• _Seçilmiş bölüm_
Click Here!
      "Gerçekten" haber verir 08 Kasım 2007

Eski tarihli sayılar

Görüş, teklif ve
eleştirilerinizi
[email protected]
adresine bekliyoruz.
 

Mustafa ÖZCAN

Oval Ofis’te ne oldu?



Oval Ofis’te ne oldu? Masada kim ne aldı, tartışması hâlâ devam ediyor. Erdoğan’ın Washington’a gitmesi yerine Bush’un Türkiye’ye gelmesini daha münasip gören MHP Genel Başkanı Devlet Bahçeli görüşme sonuçlarıyla alakalı ‘dağ fare doğurdu’ buyurmuş. Aslında, Türkiye’nin taleplerinin çıtası açısından söylediği pek de yabana atılamaz. Kuzey Irak’a müdahale için bir mutabakata varmak istiyorduk; onun ötesinde ortak bir operasyon da umuyorduk. Bunların hiçbirisi olmadı. Hepsi ötelendi. 8 askerin teslimi de Türkiye’nin havasını aldı ve Türk heyeti Washington’a ‘kurulmuş bir zemberek’ gibi gitmedi.

Dolayısıyla Türk taleplerini asgarî oranda karşılamak daha kolay oldu. Bunun sonucunda, Amerikalılar rahatladı, Türkiye de rahatladı ve Kuzey Irak’taki partiler de geniş bir nefes aldı. Kuzey Irak üzerinden saldırıların tekerrür etmemesi için teknik ve askeri bir mekanizma kuruldu ve bu mekanizma çalışırsa Türkiye’nin müdahalesine gerek kalmayacak.

• _Verilen bilgiler_
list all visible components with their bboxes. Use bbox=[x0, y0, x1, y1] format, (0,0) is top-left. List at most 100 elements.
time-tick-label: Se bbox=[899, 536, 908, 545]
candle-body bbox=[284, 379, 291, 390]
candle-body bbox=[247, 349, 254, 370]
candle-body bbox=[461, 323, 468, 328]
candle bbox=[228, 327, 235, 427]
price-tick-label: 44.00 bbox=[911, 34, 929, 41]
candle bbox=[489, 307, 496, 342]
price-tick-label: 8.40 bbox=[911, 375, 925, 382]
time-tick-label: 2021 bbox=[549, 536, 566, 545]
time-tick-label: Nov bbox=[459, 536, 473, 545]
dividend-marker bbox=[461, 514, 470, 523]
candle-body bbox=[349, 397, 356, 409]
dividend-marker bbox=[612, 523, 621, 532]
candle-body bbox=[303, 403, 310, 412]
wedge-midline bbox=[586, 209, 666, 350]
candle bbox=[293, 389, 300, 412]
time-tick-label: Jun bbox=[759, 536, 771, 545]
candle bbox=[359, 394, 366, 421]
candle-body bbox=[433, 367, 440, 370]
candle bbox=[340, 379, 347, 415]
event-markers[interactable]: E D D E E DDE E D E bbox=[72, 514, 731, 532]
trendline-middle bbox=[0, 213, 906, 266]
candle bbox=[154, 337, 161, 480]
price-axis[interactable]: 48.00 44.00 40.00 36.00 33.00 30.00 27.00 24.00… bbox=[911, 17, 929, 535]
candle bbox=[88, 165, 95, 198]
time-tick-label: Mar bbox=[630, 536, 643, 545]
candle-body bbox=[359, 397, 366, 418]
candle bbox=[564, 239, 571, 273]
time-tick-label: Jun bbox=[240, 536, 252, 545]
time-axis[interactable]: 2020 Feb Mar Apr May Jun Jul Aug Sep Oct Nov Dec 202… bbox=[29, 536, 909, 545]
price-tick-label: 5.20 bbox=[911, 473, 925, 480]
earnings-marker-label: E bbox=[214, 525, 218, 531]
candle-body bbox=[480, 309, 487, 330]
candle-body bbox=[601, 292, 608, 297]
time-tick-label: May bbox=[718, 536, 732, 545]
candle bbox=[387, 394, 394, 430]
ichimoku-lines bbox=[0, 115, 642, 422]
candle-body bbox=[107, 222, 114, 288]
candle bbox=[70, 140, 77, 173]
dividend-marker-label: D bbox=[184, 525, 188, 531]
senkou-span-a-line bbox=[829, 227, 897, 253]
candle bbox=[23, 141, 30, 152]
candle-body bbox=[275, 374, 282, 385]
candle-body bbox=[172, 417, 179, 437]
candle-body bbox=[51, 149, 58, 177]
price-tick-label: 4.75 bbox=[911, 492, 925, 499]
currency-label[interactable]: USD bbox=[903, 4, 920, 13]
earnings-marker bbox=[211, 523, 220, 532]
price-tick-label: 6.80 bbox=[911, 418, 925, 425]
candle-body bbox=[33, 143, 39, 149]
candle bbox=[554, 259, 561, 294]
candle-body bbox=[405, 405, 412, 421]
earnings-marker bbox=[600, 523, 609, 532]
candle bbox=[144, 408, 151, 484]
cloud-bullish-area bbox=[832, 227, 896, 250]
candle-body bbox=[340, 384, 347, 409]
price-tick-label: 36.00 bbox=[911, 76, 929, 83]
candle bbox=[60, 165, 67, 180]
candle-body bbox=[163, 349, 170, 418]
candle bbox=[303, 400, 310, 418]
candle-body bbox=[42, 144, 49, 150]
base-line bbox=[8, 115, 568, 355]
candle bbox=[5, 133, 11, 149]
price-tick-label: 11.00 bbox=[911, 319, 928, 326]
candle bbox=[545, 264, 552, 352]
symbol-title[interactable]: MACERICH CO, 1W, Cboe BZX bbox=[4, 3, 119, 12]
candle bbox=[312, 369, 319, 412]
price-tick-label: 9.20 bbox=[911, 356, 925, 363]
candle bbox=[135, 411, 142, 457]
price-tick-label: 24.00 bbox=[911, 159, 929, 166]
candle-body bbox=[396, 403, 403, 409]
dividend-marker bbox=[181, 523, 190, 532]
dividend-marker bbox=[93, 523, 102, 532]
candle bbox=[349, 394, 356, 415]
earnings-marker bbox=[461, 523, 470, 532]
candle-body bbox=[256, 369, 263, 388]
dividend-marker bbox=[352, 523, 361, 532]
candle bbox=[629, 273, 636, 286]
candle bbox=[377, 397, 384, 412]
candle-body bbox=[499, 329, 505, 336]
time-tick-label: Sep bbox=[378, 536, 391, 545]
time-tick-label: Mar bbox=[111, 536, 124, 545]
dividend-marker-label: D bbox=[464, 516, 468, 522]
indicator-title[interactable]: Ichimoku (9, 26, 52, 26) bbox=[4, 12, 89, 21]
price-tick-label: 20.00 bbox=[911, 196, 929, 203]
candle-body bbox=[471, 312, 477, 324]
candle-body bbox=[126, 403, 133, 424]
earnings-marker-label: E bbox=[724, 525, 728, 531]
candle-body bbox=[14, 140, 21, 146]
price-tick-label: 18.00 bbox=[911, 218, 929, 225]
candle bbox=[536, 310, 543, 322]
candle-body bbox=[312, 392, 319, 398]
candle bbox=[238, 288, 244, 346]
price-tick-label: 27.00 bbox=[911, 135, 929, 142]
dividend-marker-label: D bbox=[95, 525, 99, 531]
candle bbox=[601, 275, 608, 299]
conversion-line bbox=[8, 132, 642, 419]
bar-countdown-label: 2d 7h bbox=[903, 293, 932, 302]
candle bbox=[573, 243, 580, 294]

• _Verilen görev_
Seçilmiş bölümde "Görüş, teklif ve" ve "zemberek’ gibi gitmedi." ifadeleri arasında kalan kısmı, bu iki ifade de dahil olmak üzere aynen yazınız. Yukarıdaki veriler, seçilmiş bölümle herhangi bir bağlantı taşımamaktadır.

• _Doğru cevap_
Görüş, teklif ve
eleştirilerinizi
[email protected]
adresine bekliyoruz.
 

Mustafa ÖZCAN

Oval Ofis’te ne oldu?



Oval Ofis’te ne oldu? Masada kim ne aldı, tartışması hâlâ devam ediyor. Erdoğan’ın Washington’a gitmesi yerine Bush’un Türkiye’ye gelmesini daha münasip gören MHP Genel Başkanı Devlet Bahçeli görüşme sonuçlarıyla alakalı ‘dağ fare doğurdu’ buyurmuş. Aslında, Türkiye’nin taleplerinin çıtası açısından söylediği pek de yabana atılamaz. Kuzey Irak’a müdahale için bir mutabakata varmak istiyorduk; onun ötesinde ortak bir operasyon da umuyorduk. Bunların hiçbirisi olmadı. Hepsi ötelendi. 8 askerin teslimi de Türkiye’nin havasını aldı ve Türk heyeti Washington’a ‘kurulmuş bir zemberek’ gibi gitmedi.